EXERCISE PASSAGE ::
- - -

Philadelphia Ceasefire, which receives no direct city funding, is among a growing number of gun-violence prevention programs trying to stem the bloodshed in a city on pace to set a record number of homicides for a second straight year, the Philadelphia Inquirer reports .City government’s antiviolence spending, like the gun crimes themselves, is surging, $208.5 million, up from $155 million the year before. Funding for the Police Department is up eight percent to nearly $800 million. City officials, public health professionals, law enforcers, policy makers, and community leaders all say they want to curb gun violence with programs and tactics that work. Is the city allocating taxpayer dollars in the most efficient way to slow the casualty count and help suffering communities? Are there evidence-informed solutions that have been shown to make a difference?

- - -

DATA SUPPLIED ::
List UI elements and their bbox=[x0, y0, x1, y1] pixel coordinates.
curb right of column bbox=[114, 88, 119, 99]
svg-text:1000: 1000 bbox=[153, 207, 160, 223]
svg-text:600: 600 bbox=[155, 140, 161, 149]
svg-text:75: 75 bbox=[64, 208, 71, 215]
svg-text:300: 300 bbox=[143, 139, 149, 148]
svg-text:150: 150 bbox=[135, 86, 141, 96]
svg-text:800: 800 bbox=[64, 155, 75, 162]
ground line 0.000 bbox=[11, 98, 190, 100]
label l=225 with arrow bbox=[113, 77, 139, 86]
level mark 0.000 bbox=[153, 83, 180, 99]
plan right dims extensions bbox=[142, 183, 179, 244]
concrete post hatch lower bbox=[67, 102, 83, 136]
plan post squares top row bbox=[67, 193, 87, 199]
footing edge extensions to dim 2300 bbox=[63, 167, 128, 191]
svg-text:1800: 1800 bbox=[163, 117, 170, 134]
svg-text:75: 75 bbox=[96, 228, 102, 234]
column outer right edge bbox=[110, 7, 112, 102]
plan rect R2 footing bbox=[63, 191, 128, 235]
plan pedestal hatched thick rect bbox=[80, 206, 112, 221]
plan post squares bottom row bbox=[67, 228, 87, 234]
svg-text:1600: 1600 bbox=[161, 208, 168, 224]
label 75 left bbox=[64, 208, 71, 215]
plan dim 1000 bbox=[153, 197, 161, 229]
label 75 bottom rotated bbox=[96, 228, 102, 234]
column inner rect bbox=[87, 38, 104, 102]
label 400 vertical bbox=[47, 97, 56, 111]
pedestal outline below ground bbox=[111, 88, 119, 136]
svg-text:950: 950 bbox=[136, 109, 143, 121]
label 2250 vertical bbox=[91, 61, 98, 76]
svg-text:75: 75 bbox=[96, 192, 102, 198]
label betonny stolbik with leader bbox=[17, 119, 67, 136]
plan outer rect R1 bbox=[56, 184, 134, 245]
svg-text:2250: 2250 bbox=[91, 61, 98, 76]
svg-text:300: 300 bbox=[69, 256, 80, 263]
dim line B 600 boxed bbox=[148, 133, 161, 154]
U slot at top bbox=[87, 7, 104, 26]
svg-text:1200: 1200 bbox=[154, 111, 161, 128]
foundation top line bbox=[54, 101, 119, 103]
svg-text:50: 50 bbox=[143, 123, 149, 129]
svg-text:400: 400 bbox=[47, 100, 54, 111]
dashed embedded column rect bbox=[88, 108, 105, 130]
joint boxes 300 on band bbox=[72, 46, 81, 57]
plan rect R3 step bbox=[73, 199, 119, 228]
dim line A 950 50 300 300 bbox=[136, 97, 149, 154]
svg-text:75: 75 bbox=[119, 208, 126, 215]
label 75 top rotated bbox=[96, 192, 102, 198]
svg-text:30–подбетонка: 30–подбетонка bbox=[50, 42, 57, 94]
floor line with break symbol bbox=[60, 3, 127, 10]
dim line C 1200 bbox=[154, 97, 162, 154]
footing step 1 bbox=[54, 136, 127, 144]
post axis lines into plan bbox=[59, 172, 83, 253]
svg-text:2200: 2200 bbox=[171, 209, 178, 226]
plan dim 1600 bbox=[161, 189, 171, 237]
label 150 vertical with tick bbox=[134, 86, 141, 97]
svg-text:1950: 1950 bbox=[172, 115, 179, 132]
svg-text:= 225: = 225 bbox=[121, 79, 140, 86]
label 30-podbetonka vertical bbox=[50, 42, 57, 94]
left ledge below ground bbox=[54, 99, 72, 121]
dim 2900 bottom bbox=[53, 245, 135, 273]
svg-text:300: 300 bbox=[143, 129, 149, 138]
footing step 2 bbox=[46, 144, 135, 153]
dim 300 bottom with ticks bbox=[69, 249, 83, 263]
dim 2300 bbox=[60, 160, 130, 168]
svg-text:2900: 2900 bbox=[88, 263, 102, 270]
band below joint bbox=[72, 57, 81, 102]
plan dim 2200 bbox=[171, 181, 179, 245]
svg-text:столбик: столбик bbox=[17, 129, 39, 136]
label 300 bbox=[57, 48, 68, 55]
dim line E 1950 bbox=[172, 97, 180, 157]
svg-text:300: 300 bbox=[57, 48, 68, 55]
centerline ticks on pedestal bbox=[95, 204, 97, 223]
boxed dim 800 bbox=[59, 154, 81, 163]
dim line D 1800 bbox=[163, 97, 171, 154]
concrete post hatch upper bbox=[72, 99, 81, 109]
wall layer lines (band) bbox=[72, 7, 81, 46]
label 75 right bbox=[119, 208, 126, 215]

- - -

THINGS TO DO ::
#1 Name every group that, according to the passage on Philadelphia gun-violence spending, says it wants to curb gun violence with programs and tactics that work.
#2 Carry on writing the passage on Philadelphia gun-violence spending, starting after its final question.

ANSWERS BELOW ::
#1 City officials, public health professionals, law enforcers, policy makers, and community leaders.

#2
Interviews with experts, community members, and city officials, and a review of antiviolence programs elsewhere, show that some city efforts have shown promise, but other key city programs, years later, still lack the required measures and goals to determine whether they are working. One ambitious violence-interruption program the city announced in 2020, Philadelphia READI, has yet to launch. Philadelphia Ceasefire, based at Temple University’s School of Medicine. It replicates the Cure Violence public health model, developed in Chicago and used in many cities in the U.S. and abroad, with different degrees of success. That model trains outreach workers and violence interrupters in conflict mediation. A 2017 Temple University study found that over two years, Philadelphia Ceasefire reduced shootings by 30 percent in its targeted zones in North Philadelphia. Despite its seeming success, the program did not get its $1.5 million partnership grant with the city and the U.S. Justice Department renewed after President Obama left office. City Controller Rebecca Rhynhart said that only 17 percent of city antviolence spending will be going to “intervention” programs, those that could have an immediate or short-term impact on stopping violence, such as deploying violence interrupters. “We fund intervention work at $6,000 per shooting while New York and L.A. fund it at $24,000 per shooting,” Rhynhart said. “There’s a lot of work that needs to be done.”